Listed records >>
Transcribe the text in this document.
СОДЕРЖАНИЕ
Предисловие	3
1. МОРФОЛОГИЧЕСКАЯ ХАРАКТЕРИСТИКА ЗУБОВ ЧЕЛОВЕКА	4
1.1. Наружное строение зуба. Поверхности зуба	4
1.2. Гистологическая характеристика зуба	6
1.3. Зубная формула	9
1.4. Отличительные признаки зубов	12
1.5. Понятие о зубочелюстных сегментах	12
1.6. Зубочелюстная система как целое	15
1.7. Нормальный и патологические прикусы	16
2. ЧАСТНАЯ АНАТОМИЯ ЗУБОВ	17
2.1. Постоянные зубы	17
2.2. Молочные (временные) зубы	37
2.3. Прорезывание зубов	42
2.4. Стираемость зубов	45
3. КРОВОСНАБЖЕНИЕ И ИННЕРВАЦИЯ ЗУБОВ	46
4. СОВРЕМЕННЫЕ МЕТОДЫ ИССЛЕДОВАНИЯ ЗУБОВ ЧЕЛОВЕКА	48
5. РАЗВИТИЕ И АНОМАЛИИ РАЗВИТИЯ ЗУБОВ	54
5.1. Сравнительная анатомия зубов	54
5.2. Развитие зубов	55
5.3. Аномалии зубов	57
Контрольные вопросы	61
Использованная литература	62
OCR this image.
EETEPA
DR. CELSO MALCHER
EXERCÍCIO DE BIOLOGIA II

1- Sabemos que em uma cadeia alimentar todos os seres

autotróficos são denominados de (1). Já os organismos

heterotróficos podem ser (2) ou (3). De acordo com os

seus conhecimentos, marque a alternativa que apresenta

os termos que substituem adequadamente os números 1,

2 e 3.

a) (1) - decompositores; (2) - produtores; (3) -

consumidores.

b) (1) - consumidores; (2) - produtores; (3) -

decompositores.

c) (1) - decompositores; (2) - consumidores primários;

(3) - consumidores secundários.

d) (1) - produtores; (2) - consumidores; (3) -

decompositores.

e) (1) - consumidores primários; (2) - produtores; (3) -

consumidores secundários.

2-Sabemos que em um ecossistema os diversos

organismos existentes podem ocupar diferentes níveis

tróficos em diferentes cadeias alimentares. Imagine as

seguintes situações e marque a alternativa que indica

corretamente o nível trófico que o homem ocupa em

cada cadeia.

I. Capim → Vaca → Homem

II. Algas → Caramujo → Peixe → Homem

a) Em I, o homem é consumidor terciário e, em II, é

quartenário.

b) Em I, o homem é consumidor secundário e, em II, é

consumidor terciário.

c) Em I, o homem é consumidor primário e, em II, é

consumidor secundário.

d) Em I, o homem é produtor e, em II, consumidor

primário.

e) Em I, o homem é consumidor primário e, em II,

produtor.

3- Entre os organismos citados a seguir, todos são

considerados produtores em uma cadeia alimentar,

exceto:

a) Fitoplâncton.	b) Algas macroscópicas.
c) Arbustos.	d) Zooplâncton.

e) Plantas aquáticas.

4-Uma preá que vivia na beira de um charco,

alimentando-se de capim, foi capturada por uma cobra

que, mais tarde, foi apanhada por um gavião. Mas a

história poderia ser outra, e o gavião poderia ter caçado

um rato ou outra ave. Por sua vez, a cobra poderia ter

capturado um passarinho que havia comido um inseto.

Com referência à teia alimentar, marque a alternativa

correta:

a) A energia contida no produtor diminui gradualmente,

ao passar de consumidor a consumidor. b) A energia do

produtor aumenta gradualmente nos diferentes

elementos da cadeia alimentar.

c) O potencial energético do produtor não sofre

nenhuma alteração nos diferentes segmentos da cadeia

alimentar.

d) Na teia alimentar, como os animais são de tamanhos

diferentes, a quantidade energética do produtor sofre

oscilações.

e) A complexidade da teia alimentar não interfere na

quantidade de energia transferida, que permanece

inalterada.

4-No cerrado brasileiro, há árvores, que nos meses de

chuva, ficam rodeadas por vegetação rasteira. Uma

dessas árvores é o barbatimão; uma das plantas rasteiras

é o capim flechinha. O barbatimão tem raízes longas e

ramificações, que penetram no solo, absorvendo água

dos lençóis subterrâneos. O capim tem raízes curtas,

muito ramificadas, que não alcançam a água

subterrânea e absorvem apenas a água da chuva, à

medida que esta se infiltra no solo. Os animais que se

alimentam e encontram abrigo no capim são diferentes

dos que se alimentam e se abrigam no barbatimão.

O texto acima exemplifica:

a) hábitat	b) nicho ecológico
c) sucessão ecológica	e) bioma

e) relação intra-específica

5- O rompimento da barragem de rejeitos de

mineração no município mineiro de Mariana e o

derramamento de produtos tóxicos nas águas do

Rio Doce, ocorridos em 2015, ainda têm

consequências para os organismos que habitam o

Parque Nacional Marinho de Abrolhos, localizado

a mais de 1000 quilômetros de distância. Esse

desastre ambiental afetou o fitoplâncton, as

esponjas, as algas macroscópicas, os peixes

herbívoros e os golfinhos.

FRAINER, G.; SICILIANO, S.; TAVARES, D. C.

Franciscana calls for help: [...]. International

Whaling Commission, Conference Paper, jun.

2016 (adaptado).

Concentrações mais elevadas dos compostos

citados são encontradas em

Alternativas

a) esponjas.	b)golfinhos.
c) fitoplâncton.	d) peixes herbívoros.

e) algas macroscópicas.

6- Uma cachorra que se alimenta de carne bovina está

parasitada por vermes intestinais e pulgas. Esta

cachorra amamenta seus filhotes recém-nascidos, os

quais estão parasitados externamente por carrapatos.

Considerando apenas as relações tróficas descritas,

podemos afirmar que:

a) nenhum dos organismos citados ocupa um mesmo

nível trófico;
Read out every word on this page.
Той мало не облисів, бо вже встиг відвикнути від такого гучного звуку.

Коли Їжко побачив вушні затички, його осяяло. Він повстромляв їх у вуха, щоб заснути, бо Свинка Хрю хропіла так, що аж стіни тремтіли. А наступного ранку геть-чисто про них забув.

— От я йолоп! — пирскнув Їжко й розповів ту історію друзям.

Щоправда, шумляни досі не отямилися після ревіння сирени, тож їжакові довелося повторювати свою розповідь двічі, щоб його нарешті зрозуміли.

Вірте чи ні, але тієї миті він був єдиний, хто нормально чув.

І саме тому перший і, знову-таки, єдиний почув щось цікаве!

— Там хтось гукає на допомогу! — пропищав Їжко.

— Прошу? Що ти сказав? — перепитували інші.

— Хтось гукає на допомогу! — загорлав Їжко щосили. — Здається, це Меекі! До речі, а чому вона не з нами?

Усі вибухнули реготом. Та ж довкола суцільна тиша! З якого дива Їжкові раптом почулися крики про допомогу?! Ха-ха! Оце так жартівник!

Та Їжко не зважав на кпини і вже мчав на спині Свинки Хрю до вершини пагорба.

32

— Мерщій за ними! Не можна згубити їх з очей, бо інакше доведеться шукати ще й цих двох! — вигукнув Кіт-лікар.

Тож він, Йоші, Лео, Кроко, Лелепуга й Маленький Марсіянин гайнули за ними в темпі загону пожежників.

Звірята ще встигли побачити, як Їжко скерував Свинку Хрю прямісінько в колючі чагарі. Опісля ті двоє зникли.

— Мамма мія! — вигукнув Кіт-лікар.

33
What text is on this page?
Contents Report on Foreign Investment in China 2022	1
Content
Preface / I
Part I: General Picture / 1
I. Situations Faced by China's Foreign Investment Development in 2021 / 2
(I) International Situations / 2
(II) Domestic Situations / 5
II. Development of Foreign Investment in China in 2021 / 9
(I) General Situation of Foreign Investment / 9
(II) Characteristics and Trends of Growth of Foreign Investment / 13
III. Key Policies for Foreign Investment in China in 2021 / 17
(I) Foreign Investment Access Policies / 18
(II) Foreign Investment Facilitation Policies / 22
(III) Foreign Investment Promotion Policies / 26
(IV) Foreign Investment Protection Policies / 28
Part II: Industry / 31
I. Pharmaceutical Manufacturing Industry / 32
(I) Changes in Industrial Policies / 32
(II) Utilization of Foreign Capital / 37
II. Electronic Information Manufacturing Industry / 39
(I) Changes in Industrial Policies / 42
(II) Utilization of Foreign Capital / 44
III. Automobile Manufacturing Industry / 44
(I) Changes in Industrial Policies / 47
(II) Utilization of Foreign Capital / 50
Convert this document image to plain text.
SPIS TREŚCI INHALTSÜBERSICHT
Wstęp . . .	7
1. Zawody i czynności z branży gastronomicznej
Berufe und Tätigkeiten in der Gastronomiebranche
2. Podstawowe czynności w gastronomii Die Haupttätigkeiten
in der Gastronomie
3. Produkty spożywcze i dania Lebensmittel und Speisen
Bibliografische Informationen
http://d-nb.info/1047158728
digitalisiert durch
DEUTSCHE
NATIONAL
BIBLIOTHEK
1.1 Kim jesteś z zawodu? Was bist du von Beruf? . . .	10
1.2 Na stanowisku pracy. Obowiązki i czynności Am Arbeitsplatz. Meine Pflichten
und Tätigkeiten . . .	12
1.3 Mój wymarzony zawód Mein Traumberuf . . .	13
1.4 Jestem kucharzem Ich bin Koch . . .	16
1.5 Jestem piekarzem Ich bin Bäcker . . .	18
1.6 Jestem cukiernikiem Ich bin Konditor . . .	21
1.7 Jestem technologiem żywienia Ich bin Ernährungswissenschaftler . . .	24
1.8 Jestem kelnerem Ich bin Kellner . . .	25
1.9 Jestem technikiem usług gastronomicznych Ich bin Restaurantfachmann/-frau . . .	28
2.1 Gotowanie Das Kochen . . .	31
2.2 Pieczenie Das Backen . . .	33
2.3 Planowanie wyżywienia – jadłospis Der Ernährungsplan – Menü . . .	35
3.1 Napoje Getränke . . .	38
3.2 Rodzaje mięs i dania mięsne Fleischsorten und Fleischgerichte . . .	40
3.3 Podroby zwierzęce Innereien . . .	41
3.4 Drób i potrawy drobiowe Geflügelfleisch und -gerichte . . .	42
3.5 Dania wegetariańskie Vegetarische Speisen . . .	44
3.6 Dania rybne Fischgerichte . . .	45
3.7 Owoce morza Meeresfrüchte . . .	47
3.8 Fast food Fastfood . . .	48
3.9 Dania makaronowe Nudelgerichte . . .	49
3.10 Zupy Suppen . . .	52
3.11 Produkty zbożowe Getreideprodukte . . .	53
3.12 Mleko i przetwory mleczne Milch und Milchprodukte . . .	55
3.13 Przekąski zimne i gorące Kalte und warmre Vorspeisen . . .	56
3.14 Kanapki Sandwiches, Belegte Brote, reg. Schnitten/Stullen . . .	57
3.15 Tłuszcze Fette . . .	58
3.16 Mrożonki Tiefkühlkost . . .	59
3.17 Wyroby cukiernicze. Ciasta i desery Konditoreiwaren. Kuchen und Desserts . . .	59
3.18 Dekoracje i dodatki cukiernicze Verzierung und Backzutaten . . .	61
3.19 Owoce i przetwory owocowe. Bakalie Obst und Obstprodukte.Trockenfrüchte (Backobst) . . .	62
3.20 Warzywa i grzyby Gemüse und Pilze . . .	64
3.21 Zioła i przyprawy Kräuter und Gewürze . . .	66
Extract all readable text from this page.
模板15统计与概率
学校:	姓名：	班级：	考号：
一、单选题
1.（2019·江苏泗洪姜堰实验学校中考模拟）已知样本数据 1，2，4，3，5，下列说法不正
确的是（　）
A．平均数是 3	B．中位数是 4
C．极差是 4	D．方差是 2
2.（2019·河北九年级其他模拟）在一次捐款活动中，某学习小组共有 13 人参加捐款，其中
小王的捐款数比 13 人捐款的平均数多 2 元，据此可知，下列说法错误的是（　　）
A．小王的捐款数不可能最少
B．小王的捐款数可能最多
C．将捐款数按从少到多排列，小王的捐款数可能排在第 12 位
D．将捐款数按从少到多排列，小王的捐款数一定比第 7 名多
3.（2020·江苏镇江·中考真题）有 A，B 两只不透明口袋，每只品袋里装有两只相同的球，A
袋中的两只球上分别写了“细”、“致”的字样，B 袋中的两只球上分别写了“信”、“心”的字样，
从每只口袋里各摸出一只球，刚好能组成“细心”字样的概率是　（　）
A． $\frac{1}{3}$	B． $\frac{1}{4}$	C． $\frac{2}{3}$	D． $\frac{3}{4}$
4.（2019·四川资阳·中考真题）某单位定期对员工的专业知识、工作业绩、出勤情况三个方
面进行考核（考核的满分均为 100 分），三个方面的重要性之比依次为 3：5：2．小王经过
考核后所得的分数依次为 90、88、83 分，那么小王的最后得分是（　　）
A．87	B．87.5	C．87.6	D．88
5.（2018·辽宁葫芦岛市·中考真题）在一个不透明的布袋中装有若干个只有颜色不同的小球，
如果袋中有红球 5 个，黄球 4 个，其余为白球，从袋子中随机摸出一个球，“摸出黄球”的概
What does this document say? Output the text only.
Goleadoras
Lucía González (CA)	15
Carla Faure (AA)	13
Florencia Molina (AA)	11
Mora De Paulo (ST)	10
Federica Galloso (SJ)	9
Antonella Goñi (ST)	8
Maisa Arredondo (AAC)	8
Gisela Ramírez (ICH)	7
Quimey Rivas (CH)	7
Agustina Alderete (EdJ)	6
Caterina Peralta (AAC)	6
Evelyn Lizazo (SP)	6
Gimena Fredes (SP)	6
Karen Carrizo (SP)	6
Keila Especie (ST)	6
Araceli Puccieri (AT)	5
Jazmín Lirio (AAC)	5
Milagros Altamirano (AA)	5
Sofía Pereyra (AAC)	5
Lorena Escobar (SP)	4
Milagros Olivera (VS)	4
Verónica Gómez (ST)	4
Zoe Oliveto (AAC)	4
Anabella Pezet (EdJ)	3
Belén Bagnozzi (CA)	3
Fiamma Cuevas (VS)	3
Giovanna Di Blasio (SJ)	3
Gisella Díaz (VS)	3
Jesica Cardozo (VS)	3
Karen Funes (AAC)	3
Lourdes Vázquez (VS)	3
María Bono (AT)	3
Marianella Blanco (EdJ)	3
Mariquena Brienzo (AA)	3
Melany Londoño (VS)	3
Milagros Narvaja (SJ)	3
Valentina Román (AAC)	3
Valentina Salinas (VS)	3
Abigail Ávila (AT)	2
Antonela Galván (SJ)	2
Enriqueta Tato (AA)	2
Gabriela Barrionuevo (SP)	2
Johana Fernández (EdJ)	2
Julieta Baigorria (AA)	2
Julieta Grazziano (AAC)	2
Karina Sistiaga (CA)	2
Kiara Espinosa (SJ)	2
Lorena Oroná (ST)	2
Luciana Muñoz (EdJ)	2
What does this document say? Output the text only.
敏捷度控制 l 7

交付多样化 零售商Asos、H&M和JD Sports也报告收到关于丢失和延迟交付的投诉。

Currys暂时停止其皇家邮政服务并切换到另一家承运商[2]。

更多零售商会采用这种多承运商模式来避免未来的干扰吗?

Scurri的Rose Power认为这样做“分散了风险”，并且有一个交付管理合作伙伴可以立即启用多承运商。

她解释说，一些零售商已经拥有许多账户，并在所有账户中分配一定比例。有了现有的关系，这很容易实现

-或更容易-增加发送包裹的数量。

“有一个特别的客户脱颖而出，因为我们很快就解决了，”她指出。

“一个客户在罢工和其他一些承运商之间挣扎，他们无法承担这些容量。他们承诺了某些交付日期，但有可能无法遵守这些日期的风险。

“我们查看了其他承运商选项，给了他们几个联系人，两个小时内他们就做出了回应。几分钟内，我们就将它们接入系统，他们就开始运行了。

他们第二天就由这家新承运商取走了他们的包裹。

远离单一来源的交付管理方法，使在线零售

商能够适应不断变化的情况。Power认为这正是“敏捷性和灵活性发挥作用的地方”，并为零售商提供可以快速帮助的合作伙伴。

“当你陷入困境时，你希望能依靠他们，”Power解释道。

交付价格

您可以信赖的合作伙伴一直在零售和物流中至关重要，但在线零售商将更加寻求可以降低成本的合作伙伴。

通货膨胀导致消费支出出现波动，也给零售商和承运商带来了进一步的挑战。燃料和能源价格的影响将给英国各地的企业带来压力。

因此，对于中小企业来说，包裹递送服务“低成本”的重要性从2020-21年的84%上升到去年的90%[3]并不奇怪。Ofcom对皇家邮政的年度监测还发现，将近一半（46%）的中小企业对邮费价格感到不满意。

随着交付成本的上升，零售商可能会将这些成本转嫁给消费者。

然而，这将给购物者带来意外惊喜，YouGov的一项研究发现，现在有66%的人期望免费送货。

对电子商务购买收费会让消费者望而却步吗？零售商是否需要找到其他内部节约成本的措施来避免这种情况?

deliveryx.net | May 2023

What the task asks >> Take every line above carrying "terciário" and return it.

Output of the task >>
a) Em I, o homem é consumidor terciário e, em II, é
consumidor terciário.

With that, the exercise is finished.